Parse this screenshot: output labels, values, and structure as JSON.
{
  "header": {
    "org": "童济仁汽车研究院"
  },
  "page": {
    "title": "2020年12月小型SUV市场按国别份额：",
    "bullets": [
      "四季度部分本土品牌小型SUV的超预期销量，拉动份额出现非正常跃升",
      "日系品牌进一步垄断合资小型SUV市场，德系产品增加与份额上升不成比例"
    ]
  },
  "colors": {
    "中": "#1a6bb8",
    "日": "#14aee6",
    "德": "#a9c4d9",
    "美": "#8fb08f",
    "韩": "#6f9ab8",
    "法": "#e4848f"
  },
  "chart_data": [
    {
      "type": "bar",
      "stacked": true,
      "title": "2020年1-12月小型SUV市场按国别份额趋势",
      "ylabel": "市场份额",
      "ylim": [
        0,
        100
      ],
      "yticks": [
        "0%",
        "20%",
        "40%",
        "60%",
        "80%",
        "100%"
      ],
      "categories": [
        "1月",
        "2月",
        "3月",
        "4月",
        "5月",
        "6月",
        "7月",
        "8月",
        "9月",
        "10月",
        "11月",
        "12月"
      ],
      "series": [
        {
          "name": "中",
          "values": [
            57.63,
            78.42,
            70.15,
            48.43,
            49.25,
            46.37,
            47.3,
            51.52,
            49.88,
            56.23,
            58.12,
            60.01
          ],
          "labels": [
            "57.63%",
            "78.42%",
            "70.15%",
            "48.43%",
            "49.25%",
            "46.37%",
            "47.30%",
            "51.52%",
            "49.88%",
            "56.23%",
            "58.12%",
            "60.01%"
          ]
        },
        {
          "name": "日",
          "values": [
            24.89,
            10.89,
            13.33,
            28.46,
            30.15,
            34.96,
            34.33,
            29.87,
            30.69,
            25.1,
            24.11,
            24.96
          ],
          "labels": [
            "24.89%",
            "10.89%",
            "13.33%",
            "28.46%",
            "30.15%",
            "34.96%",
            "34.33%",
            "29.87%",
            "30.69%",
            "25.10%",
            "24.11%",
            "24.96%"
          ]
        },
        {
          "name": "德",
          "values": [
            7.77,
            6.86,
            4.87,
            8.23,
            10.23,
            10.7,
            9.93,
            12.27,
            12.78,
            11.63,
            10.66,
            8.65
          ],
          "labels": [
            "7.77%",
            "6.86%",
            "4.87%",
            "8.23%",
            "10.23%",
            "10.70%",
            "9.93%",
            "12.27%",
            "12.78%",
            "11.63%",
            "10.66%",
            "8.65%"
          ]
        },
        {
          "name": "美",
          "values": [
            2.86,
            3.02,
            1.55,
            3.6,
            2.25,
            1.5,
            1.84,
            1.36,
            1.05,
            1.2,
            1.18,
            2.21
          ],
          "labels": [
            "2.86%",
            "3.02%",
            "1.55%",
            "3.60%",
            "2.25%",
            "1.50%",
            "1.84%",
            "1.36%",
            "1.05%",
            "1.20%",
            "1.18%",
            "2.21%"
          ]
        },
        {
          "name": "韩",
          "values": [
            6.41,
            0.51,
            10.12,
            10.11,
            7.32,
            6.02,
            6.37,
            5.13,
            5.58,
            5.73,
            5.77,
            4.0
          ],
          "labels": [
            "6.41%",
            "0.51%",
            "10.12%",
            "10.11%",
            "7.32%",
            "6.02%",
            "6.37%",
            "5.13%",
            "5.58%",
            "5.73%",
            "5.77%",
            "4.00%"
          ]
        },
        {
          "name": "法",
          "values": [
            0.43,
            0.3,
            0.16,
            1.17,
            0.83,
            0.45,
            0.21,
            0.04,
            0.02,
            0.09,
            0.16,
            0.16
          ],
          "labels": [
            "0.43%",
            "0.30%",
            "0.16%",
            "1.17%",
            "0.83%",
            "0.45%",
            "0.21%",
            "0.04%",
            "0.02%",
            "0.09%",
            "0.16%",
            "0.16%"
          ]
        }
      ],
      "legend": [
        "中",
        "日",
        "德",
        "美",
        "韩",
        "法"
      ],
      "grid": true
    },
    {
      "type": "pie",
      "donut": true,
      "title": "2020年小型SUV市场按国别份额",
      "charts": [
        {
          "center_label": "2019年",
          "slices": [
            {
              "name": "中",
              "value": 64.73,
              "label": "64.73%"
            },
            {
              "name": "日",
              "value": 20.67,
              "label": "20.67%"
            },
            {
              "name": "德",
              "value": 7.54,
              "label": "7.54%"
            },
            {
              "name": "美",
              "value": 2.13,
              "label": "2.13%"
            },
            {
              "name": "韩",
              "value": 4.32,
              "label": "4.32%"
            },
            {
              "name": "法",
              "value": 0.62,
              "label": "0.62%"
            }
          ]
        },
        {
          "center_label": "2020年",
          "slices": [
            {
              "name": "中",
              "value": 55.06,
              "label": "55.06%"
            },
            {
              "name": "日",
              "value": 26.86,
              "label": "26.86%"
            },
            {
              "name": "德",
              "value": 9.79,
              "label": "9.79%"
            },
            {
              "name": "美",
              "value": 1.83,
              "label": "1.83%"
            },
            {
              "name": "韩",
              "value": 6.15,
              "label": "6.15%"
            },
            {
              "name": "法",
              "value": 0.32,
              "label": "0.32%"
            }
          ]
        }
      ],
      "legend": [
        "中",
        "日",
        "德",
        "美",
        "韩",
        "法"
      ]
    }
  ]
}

————

TO BE DONE: Print out the whole listing exactly as it appears.

WORKED SOLUTION:
Parse this screenshot: output labels, values, and structure as JSON.
{
  "header": {
    "org": "童济仁汽车研究院"
  },
  "page": {
    "title": "2020年12月小型SUV市场按国别份额：",
    "bullets": [
      "四季度部分本土品牌小型SUV的超预期销量，拉动份额出现非正常跃升",
      "日系品牌进一步垄断合资小型SUV市场，德系产品增加与份额上升不成比例"
    ]
  },
  "colors": {
    "中": "#1a6bb8",
    "日": "#14aee6",
    "德": "#a9c4d9",
    "美": "#8fb08f",
    "韩": "#6f9ab8",
    "法": "#e4848f"
  },
  "chart_data": [
    {
      "type": "bar",
      "stacked": true,
      "title": "2020年1-12月小型SUV市场按国别份额趋势",
      "ylabel": "市场份额",
      "ylim": [
        0,
        100
      ],
      "yticks": [
        "0%",
        "20%",
        "40%",
        "60%",
        "80%",
        "100%"
      ],
      "categories": [
        "1月",
        "2月",
        "3月",
        "4月",
        "5月",
        "6月",
        "7月",
        "8月",
        "9月",
        "10月",
        "11月",
        "12月"
      ],
      "series": [
        {
          "name": "中",
          "values": [
            57.63,
            78.42,
            70.15,
            48.43,
            49.25,
            46.37,
            47.3,
            51.52,
            49.88,
            56.23,
            58.12,
            60.01
          ],
          "labels": [
            "57.63%",
            "78.42%",
            "70.15%",
            "48.43%",
            "49.25%",
            "46.37%",
            "47.30%",
            "51.52%",
            "49.88%",
            "56.23%",
            "58.12%",
            "60.01%"
          ]
        },
        {
          "name": "日",
          "values": [
            24.89,
            10.89,
            13.33,
            28.46,
            30.15,
            34.96,
            34.33,
            29.87,
            30.69,
            25.1,
            24.11,
            24.96
          ],
          "labels": [
            "24.89%",
            "10.89%",
            "13.33%",
            "28.46%",
            "30.15%",
            "34.96%",
            "34.33%",
            "29.87%",
            "30.69%",
            "25.10%",
            "24.11%",
            "24.96%"
          ]
        },
        {
          "name": "德",
          "values": [
            7.77,
            6.86,
            4.87,
            8.23,
            10.23,
            10.7,
            9.93,
            12.27,
            12.78,
            11.63,
            10.66,
            8.65
          ],
          "labels": [
            "7.77%",
            "6.86%",
            "4.87%",
            "8.23%",
            "10.23%",
            "10.70%",
            "9.93%",
            "12.27%",
            "12.78%",
            "11.63%",
            "10.66%",
            "8.65%"
          ]
        },
        {
          "name": "美",
          "values": [
            2.86,
            3.02,
            1.55,
            3.6,
            2.25,
            1.5,
            1.84,
            1.36,
            1.05,
            1.2,
            1.18,
            2.21
          ],
          "labels": [
            "2.86%",
            "3.02%",
            "1.55%",
            "3.60%",
            "2.25%",
            "1.50%",
            "1.84%",
            "1.36%",
            "1.05%",
            "1.20%",
            "1.18%",
            "2.21%"
          ]
        },
        {
          "name": "韩",
          "values": [
            6.41,
            0.51,
            10.12,
            10.11,
            7.32,
            6.02,
            6.37,
            5.13,
            5.58,
            5.73,
            5.77,
            4.0
          ],
          "labels": [
            "6.41%",
            "0.51%",
            "10.12%",
            "10.11%",
            "7.32%",
            "6.02%",
            "6.37%",
            "5.13%",
            "5.58%",
            "5.73%",
            "5.77%",
            "4.00%"
          ]
        },
        {
          "name": "法",
          "values": [
            0.43,
            0.3,
            0.16,
            1.17,
            0.83,
            0.45,
            0.21,
            0.04,
            0.02,
            0.09,
            0.16,
            0.16
          ],
          "labels": [
            "0.43%",
            "0.30%",
            "0.16%",
            "1.17%",
            "0.83%",
            "0.45%",
            "0.21%",
            "0.04%",
            "0.02%",
            "0.09%",
            "0.16%",
            "0.16%"
          ]
        }
      ],
      "legend": [
        "中",
        "日",
        "德",
        "美",
        "韩",
        "法"
      ],
      "grid": true
    },
    {
      "type": "pie",
      "donut": true,
      "title": "2020年小型SUV市场按国别份额",
      "charts": [
        {
          "center_label": "2019年",
          "slices": [
            {
              "name": "中",
              "value": 64.73,
              "label": "64.73%"
            },
            {
              "name": "日",
              "value": 20.67,
              "label": "20.67%"
            },
            {
              "name": "德",
              "value": 7.54,
              "label": "7.54%"
            },
            {
              "name": "美",
              "value": 2.13,
              "label": "2.13%"
            },
            {
              "name": "韩",
              "value": 4.32,
              "label": "4.32%"
            },
            {
              "name": "法",
              "value": 0.62,
              "label": "0.62%"
            }
          ]
        },
        {
          "center_label": "2020年",
          "slices": [
            {
              "name": "中",
              "value": 55.06,
              "label": "55.06%"
            },
            {
              "name": "日",
              "value": 26.86,
              "label": "26.86%"
            },
            {
              "name": "德",
              "value": 9.79,
              "label": "9.79%"
            },
            {
              "name": "美",
              "value": 1.83,
              "label": "1.83%"
            },
            {
              "name": "韩",
              "value": 6.15,
              "label": "6.15%"
            },
            {
              "name": "法",
              "value": 0.32,
              "label": "0.32%"
            }
          ]
        }
      ],
      "legend": [
        "中",
        "日",
        "德",
        "美",
        "韩",
        "法"
      ]
    }
  ]
}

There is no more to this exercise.